• WHAT TO DO
Set out, as a JSON list of strings with one string per line and blank lines omitted, the lines of the listing below, starting with the line that contains "backup-message: Back up" and continuing through the line that contains "backup-prompt-card: Back up".

• INFORMATION SHOWN
══════

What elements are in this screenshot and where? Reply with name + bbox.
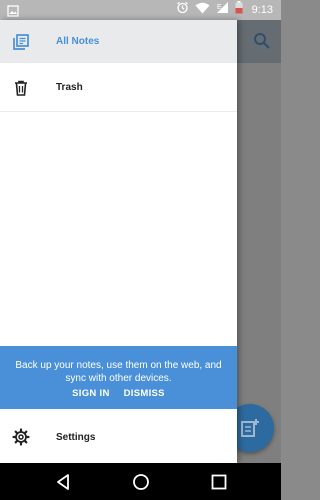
backup-message: Back up your notes, use them on the web,… xyxy=(15,360,222,384)
drawer-item-label: All Notes xyxy=(56,36,100,47)
backup-actions: SIGN IN DISMISS xyxy=(0,388,237,399)
svg-text:E: E xyxy=(217,4,222,11)
backup-prompt-card: Back up your notes, use them on the web,… xyxy=(0,346,237,409)
drawer-item-label: Settings xyxy=(56,431,96,443)
back-icon[interactable] xyxy=(53,472,73,492)
status-bar: E 9:13 xyxy=(0,0,281,20)
navigation-drawer: All Notes Trash Back up your notes, use … xyxy=(0,20,237,463)
sign-in-button[interactable]: SIGN IN xyxy=(72,388,109,399)
gear-icon xyxy=(12,428,30,446)
drawer-item-settings[interactable]: Settings xyxy=(0,415,237,459)
status-time: 9:13 xyxy=(251,4,273,16)
wifi-icon xyxy=(195,1,210,19)
drawer-item-label: Trash xyxy=(56,82,83,93)
system-nav-bar xyxy=(0,463,281,500)
trash-icon xyxy=(12,79,30,97)
new-note-icon xyxy=(241,419,259,437)
search-icon[interactable] xyxy=(252,31,272,51)
home-icon[interactable] xyxy=(131,472,151,492)
notes-icon xyxy=(12,33,30,51)
alarm-icon xyxy=(176,1,189,19)
battery-icon xyxy=(235,1,243,19)
signal-e-icon: E xyxy=(216,1,229,19)
dismiss-button[interactable]: DISMISS xyxy=(124,388,165,399)
recents-icon[interactable] xyxy=(209,472,229,492)
drawer-item-trash[interactable]: Trash xyxy=(0,64,237,112)
image-icon xyxy=(7,4,19,17)
drawer-item-all-notes[interactable]: All Notes xyxy=(0,20,237,63)
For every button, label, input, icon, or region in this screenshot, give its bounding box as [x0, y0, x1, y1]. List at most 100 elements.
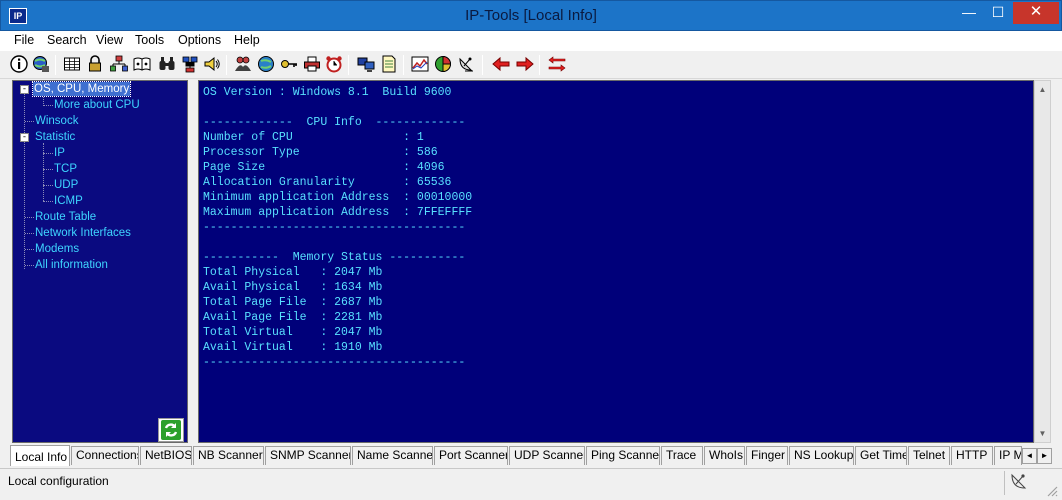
refresh-button[interactable] [158, 418, 184, 442]
tree-item-udp[interactable]: UDP [54, 178, 78, 192]
tab-snmp-scanner[interactable]: SNMP Scanner [265, 446, 351, 465]
key-icon[interactable] [280, 55, 298, 73]
tree-connector [43, 169, 53, 170]
output-text-area[interactable]: OS Version : Windows 8.1 Build 9600 ----… [198, 80, 1034, 443]
menu-help[interactable]: Help [234, 33, 260, 47]
tree-connector [25, 233, 34, 234]
globe-network-icon[interactable] [32, 55, 50, 73]
tree-item-all-information[interactable]: All information [35, 258, 108, 272]
tree-collapse-icon[interactable]: - [20, 85, 29, 94]
toolbar-separator [226, 55, 227, 75]
pie-chart-icon[interactable] [434, 55, 452, 73]
scroll-down-icon[interactable]: ▼ [1035, 425, 1050, 442]
tab-trace[interactable]: Trace [661, 446, 703, 465]
tree-item-more-about-cpu[interactable]: More about CPU [54, 98, 140, 112]
output-line: OS Version : Windows 8.1 Build 9600 [203, 86, 452, 99]
info-icon[interactable] [10, 55, 28, 73]
tree-item-winsock[interactable]: Winsock [35, 114, 78, 128]
computers-icon[interactable] [357, 55, 375, 73]
tree-item-ip[interactable]: IP [54, 146, 65, 160]
output-line: ----------- Memory Status ----------- [203, 251, 466, 264]
tab-connections[interactable]: Connections [71, 446, 139, 465]
tab-scroll-left-icon[interactable]: ◄ [1022, 448, 1037, 464]
menu-bar: File Search View Tools Options Help [0, 31, 1062, 51]
tab-whois[interactable]: WhoIs [704, 446, 745, 465]
tab-telnet[interactable]: Telnet [908, 446, 950, 465]
tree-item-tcp[interactable]: TCP [54, 162, 77, 176]
close-button[interactable]: ✕ [1013, 2, 1059, 24]
arrow-left-icon[interactable] [492, 55, 510, 73]
maximize-button[interactable]: ☐ [985, 2, 1011, 24]
lock-icon[interactable] [86, 55, 104, 73]
output-line: Total Physical : 2047 Mb [203, 266, 383, 279]
globe-refresh-icon[interactable] [257, 55, 275, 73]
toolbar-separator [348, 55, 349, 75]
graph-icon[interactable] [411, 55, 429, 73]
tree-item-route-table[interactable]: Route Table [35, 210, 96, 224]
tree-connector [25, 121, 34, 122]
arrow-right-icon[interactable] [516, 55, 534, 73]
satellite-dish-icon[interactable] [457, 55, 475, 73]
output-line: Maximum application Address : 7FFEFFFF [203, 206, 473, 219]
book-icon[interactable] [133, 55, 151, 73]
tab-http[interactable]: HTTP [951, 446, 993, 465]
tab-ip-monitor[interactable]: IP M [994, 446, 1022, 465]
window-title: IP-Tools [Local Info] [465, 7, 597, 24]
table-icon[interactable] [63, 55, 81, 73]
resize-grip-icon[interactable] [1046, 485, 1058, 497]
vertical-scrollbar[interactable]: ▲ ▼ [1034, 80, 1051, 443]
speaker-icon[interactable] [203, 55, 221, 73]
tab-port-scanner[interactable]: Port Scanner [434, 446, 508, 465]
output-line: Total Page File : 2687 Mb [203, 296, 383, 309]
alarm-clock-icon[interactable] [325, 55, 343, 73]
tab-netbios[interactable]: NetBIOS [140, 446, 192, 465]
document-icon[interactable] [380, 55, 398, 73]
binoculars-icon[interactable] [158, 55, 176, 73]
tab-get-time[interactable]: Get Time [855, 446, 907, 465]
tab-local-info[interactable]: Local Info [10, 445, 70, 466]
tab-scroll-right-icon[interactable]: ► [1037, 448, 1052, 464]
output-line: Minimum application Address : 00010000 [203, 191, 473, 204]
menu-options[interactable]: Options [178, 33, 221, 47]
tree-item-modems[interactable]: Modems [35, 242, 79, 256]
menu-file[interactable]: File [14, 33, 34, 47]
tab-ping-scanner[interactable]: Ping Scanner [586, 446, 660, 465]
status-bar: Local configuration [0, 468, 1062, 500]
output-line: Allocation Granularity : 65536 [203, 176, 452, 189]
tree-connector [25, 217, 34, 218]
tab-strip: Local Info Connections NetBIOS NB Scanne… [10, 445, 1062, 466]
tree-connector [25, 249, 34, 250]
host-monitor-icon[interactable] [181, 55, 199, 73]
tab-nb-scanner[interactable]: NB Scanner [193, 446, 264, 465]
split-arrows-icon[interactable] [548, 55, 566, 73]
menu-view[interactable]: View [96, 33, 123, 47]
output-line: Processor Type : 586 [203, 146, 438, 159]
tree-connector [43, 201, 53, 202]
tab-ns-lookup[interactable]: NS Lookup [789, 446, 854, 465]
tree-view[interactable]: - - OS, CPU, Memory More about CPU Winso… [12, 80, 188, 443]
menu-tools[interactable]: Tools [135, 33, 164, 47]
toolbar-separator [482, 55, 483, 75]
tree-item-statistic[interactable]: Statistic [35, 130, 75, 144]
output-line: Number of CPU : 1 [203, 131, 424, 144]
tree-connector [43, 105, 53, 106]
menu-search[interactable]: Search [47, 33, 87, 47]
network-tree-icon[interactable] [110, 55, 128, 73]
tab-finger[interactable]: Finger [746, 446, 788, 465]
users-icon[interactable] [234, 55, 252, 73]
printer-icon[interactable] [303, 55, 321, 73]
toolbar-separator [539, 55, 540, 75]
scroll-up-icon[interactable]: ▲ [1035, 81, 1050, 98]
output-line: Total Virtual : 2047 Mb [203, 326, 383, 339]
tree-connector [25, 265, 34, 266]
tree-item-icmp[interactable]: ICMP [54, 194, 83, 208]
tree-item-network-interfaces[interactable]: Network Interfaces [35, 226, 131, 240]
tree-collapse-icon[interactable]: - [20, 133, 29, 142]
tab-udp-scanner[interactable]: UDP Scanner [509, 446, 585, 465]
tab-name-scanner[interactable]: Name Scanner [352, 446, 433, 465]
minimize-button[interactable]: — [956, 2, 982, 24]
tree-item-os-cpu-memory[interactable]: OS, CPU, Memory [31, 81, 132, 97]
output-line: -------------------------------------- [203, 356, 466, 369]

══════

• SOLUTION TO THIS TASK
[
  "backup-message: Back up your notes, use them on the web,… xyxy=(15,360,222,384)",
  "drawer-item-label: All Notes xyxy=(56,36,100,47)",
  "backup-actions: SIGN IN DISMISS xyxy=(0,388,237,399)",
  "svg-text:E: E xyxy=(217,4,222,11)",
  "backup-prompt-card: Back up your notes, use them on the web,… xyxy=(0,346,237,409)"
]